--- begin ENTRIES PROVIDED ---
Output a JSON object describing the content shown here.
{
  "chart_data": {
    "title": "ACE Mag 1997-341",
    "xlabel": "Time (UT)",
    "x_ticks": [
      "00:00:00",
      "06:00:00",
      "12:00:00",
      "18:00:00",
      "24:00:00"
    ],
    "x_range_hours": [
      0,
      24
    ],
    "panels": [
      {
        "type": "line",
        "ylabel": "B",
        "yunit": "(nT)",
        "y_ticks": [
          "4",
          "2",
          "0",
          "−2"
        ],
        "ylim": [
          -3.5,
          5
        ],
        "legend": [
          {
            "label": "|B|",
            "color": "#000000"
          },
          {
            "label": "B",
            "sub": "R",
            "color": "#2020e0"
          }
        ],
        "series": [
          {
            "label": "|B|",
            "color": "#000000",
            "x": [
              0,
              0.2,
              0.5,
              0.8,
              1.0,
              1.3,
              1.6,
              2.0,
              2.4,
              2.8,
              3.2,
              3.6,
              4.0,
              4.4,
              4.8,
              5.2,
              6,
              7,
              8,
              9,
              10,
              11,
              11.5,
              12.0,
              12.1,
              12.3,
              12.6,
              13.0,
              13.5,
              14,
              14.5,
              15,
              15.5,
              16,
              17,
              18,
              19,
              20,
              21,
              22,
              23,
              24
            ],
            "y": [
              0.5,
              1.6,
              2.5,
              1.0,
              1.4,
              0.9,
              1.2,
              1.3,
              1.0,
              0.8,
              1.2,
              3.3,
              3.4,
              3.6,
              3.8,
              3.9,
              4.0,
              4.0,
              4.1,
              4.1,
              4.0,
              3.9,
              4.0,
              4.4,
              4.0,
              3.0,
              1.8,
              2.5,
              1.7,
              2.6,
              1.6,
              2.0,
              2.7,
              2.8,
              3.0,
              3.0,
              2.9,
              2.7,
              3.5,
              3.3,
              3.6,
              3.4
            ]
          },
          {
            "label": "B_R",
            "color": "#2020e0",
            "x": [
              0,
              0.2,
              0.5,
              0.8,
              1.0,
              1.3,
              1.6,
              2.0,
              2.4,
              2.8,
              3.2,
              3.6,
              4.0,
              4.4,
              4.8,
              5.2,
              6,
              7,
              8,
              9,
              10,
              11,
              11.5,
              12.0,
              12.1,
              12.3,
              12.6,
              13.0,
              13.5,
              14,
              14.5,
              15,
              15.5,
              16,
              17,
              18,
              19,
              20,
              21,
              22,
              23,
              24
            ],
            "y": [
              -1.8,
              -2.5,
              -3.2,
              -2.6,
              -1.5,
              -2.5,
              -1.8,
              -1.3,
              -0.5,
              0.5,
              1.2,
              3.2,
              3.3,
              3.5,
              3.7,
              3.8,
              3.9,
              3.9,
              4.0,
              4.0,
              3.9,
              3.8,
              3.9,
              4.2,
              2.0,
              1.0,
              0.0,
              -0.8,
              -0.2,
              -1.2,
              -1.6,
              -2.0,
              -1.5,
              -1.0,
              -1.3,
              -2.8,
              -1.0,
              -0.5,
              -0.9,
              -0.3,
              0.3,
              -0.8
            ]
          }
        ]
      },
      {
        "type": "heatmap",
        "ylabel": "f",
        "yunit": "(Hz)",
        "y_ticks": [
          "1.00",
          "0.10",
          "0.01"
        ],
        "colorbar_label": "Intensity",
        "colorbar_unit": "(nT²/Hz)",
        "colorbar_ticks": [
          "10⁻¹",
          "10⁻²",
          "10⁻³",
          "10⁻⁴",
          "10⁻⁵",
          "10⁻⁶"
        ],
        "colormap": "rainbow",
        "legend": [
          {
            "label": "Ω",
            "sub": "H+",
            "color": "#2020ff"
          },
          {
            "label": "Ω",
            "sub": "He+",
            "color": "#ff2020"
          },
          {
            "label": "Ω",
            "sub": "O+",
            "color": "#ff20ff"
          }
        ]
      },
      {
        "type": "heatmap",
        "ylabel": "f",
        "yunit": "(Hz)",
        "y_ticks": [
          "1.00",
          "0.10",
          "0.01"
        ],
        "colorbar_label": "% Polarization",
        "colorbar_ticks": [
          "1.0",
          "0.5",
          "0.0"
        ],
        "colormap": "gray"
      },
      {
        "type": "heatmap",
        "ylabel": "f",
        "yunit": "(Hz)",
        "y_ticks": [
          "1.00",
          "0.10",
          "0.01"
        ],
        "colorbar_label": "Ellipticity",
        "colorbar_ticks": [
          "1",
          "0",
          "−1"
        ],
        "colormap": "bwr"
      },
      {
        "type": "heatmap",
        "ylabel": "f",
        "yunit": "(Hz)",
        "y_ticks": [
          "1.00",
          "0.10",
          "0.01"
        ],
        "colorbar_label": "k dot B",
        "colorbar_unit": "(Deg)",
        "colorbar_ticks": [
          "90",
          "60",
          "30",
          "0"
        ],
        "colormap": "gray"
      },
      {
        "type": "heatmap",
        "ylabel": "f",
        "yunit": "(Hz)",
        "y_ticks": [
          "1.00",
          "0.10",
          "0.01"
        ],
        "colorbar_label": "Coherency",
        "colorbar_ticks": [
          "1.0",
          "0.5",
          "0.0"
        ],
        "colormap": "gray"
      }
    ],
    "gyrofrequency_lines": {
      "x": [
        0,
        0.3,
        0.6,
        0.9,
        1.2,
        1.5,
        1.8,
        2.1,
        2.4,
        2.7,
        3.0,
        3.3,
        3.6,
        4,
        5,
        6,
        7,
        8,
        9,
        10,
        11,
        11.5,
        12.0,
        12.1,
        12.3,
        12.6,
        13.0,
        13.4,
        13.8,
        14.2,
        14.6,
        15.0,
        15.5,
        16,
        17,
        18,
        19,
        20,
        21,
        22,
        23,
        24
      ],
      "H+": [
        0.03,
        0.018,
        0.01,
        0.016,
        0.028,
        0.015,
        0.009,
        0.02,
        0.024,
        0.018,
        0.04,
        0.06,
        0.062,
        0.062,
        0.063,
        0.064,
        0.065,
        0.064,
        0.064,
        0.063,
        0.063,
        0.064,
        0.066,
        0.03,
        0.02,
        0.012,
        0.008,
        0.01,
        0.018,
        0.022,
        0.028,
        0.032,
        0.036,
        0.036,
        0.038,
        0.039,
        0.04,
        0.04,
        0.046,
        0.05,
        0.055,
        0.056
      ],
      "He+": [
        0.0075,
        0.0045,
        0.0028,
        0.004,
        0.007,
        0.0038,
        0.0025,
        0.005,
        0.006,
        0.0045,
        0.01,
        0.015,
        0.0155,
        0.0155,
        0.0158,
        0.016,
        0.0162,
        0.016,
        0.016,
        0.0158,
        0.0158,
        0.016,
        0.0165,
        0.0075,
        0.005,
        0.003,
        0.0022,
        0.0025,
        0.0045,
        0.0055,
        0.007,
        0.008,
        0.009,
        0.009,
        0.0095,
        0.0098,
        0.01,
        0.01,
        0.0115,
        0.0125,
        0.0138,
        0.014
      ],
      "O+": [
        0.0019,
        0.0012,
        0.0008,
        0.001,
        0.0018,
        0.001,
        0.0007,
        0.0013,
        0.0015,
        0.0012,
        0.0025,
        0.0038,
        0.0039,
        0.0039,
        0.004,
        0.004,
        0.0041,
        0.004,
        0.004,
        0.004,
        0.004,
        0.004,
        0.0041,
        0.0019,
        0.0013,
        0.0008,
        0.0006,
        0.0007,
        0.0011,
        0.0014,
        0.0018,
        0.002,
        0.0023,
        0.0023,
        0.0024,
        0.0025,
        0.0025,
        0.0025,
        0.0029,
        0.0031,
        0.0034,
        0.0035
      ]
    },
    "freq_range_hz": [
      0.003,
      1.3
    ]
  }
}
--- end ENTRIES PROVIDED ---
● **TASK TO COMPLETE**
Each entry is to be returned in full, character for character.

● **RESPONSE**
Output a JSON object describing the content shown here.
{
  "chart_data": {
    "title": "ACE Mag 1997-341",
    "xlabel": "Time (UT)",
    "x_ticks": [
      "00:00:00",
      "06:00:00",
      "12:00:00",
      "18:00:00",
      "24:00:00"
    ],
    "x_range_hours": [
      0,
      24
    ],
    "panels": [
      {
        "type": "line",
        "ylabel": "B",
        "yunit": "(nT)",
        "y_ticks": [
          "4",
          "2",
          "0",
          "−2"
        ],
        "ylim": [
          -3.5,
          5
        ],
        "legend": [
          {
            "label": "|B|",
            "color": "#000000"
          },
          {
            "label": "B",
            "sub": "R",
            "color": "#2020e0"
          }
        ],
        "series": [
          {
            "label": "|B|",
            "color": "#000000",
            "x": [
              0,
              0.2,
              0.5,
              0.8,
              1.0,
              1.3,
              1.6,
              2.0,
              2.4,
              2.8,
              3.2,
              3.6,
              4.0,
              4.4,
              4.8,
              5.2,
              6,
              7,
              8,
              9,
              10,
              11,
              11.5,
              12.0,
              12.1,
              12.3,
              12.6,
              13.0,
              13.5,
              14,
              14.5,
              15,
              15.5,
              16,
              17,
              18,
              19,
              20,
              21,
              22,
              23,
              24
            ],
            "y": [
              0.5,
              1.6,
              2.5,
              1.0,
              1.4,
              0.9,
              1.2,
              1.3,
              1.0,
              0.8,
              1.2,
              3.3,
              3.4,
              3.6,
              3.8,
              3.9,
              4.0,
              4.0,
              4.1,
              4.1,
              4.0,
              3.9,
              4.0,
              4.4,
              4.0,
              3.0,
              1.8,
              2.5,
              1.7,
              2.6,
              1.6,
              2.0,
              2.7,
              2.8,
              3.0,
              3.0,
              2.9,
              2.7,
              3.5,
              3.3,
              3.6,
              3.4
            ]
          },
          {
            "label": "B_R",
            "color": "#2020e0",
            "x": [
              0,
              0.2,
              0.5,
              0.8,
              1.0,
              1.3,
              1.6,
              2.0,
              2.4,
              2.8,
              3.2,
              3.6,
              4.0,
              4.4,
              4.8,
              5.2,
              6,
              7,
              8,
              9,
              10,
              11,
              11.5,
              12.0,
              12.1,
              12.3,
              12.6,
              13.0,
              13.5,
              14,
              14.5,
              15,
              15.5,
              16,
              17,
              18,
              19,
              20,
              21,
              22,
              23,
              24
            ],
            "y": [
              -1.8,
              -2.5,
              -3.2,
              -2.6,
              -1.5,
              -2.5,
              -1.8,
              -1.3,
              -0.5,
              0.5,
              1.2,
              3.2,
              3.3,
              3.5,
              3.7,
              3.8,
              3.9,
              3.9,
              4.0,
              4.0,
              3.9,
              3.8,
              3.9,
              4.2,
              2.0,
              1.0,
              0.0,
              -0.8,
              -0.2,
              -1.2,
              -1.6,
              -2.0,
              -1.5,
              -1.0,
              -1.3,
              -2.8,
              -1.0,
              -0.5,
              -0.9,
              -0.3,
              0.3,
              -0.8
            ]
          }
        ]
      },
      {
        "type": "heatmap",
        "ylabel": "f",
        "yunit": "(Hz)",
        "y_ticks": [
          "1.00",
          "0.10",
          "0.01"
        ],
        "colorbar_label": "Intensity",
        "colorbar_unit": "(nT²/Hz)",
        "colorbar_ticks": [
          "10⁻¹",
          "10⁻²",
          "10⁻³",
          "10⁻⁴",
          "10⁻⁵",
          "10⁻⁶"
        ],
        "colormap": "rainbow",
        "legend": [
          {
            "label": "Ω",
            "sub": "H+",
            "color": "#2020ff"
          },
          {
            "label": "Ω",
            "sub": "He+",
            "color": "#ff2020"
          },
          {
            "label": "Ω",
            "sub": "O+",
            "color": "#ff20ff"
          }
        ]
      },
      {
        "type": "heatmap",
        "ylabel": "f",
        "yunit": "(Hz)",
        "y_ticks": [
          "1.00",
          "0.10",
          "0.01"
        ],
        "colorbar_label": "% Polarization",
        "colorbar_ticks": [
          "1.0",
          "0.5",
          "0.0"
        ],
        "colormap": "gray"
      },
      {
        "type": "heatmap",
        "ylabel": "f",
        "yunit": "(Hz)",
        "y_ticks": [
          "1.00",
          "0.10",
          "0.01"
        ],
        "colorbar_label": "Ellipticity",
        "colorbar_ticks": [
          "1",
          "0",
          "−1"
        ],
        "colormap": "bwr"
      },
      {
        "type": "heatmap",
        "ylabel": "f",
        "yunit": "(Hz)",
        "y_ticks": [
          "1.00",
          "0.10",
          "0.01"
        ],
        "colorbar_label": "k dot B",
        "colorbar_unit": "(Deg)",
        "colorbar_ticks": [
          "90",
          "60",
          "30",
          "0"
        ],
        "colormap": "gray"
      },
      {
        "type": "heatmap",
        "ylabel": "f",
        "yunit": "(Hz)",
        "y_ticks": [
          "1.00",
          "0.10",
          "0.01"
        ],
        "colorbar_label": "Coherency",
        "colorbar_ticks": [
          "1.0",
          "0.5",
          "0.0"
        ],
        "colormap": "gray"
      }
    ],
    "gyrofrequency_lines": {
      "x": [
        0,
        0.3,
        0.6,
        0.9,
        1.2,
        1.5,
        1.8,
        2.1,
        2.4,
        2.7,
        3.0,
        3.3,
        3.6,
        4,
        5,
        6,
        7,
        8,
        9,
        10,
        11,
        11.5,
        12.0,
        12.1,
        12.3,
        12.6,
        13.0,
        13.4,
        13.8,
        14.2,
        14.6,
        15.0,
        15.5,
        16,
        17,
        18,
        19,
        20,
        21,
        22,
        23,
        24
      ],
      "H+": [
        0.03,
        0.018,
        0.01,
        0.016,
        0.028,
        0.015,
        0.009,
        0.02,
        0.024,
        0.018,
        0.04,
        0.06,
        0.062,
        0.062,
        0.063,
        0.064,
        0.065,
        0.064,
        0.064,
        0.063,
        0.063,
        0.064,
        0.066,
        0.03,
        0.02,
        0.012,
        0.008,
        0.01,
        0.018,
        0.022,
        0.028,
        0.032,
        0.036,
        0.036,
        0.038,
        0.039,
        0.04,
        0.04,
        0.046,
        0.05,
        0.055,
        0.056
      ],
      "He+": [
        0.0075,
        0.0045,
        0.0028,
        0.004,
        0.007,
        0.0038,
        0.0025,
        0.005,
        0.006,
        0.0045,
        0.01,
        0.015,
        0.0155,
        0.0155,
        0.0158,
        0.016,
        0.0162,
        0.016,
        0.016,
        0.0158,
        0.0158,
        0.016,
        0.0165,
        0.0075,
        0.005,
        0.003,
        0.0022,
        0.0025,
        0.0045,
        0.0055,
        0.007,
        0.008,
        0.009,
        0.009,
        0.0095,
        0.0098,
        0.01,
        0.01,
        0.0115,
        0.0125,
        0.0138,
        0.014
      ],
      "O+": [
        0.0019,
        0.0012,
        0.0008,
        0.001,
        0.0018,
        0.001,
        0.0007,
        0.0013,
        0.0015,
        0.0012,
        0.0025,
        0.0038,
        0.0039,
        0.0039,
        0.004,
        0.004,
        0.0041,
        0.004,
        0.004,
        0.004,
        0.004,
        0.004,
        0.0041,
        0.0019,
        0.0013,
        0.0008,
        0.0006,
        0.0007,
        0.0011,
        0.0014,
        0.0018,
        0.002,
        0.0023,
        0.0023,
        0.0024,
        0.0025,
        0.0025,
        0.0025,
        0.0029,
        0.0031,
        0.0034,
        0.0035
      ]
    },
    "freq_range_hz": [
      0.003,
      1.3
    ]
  }
}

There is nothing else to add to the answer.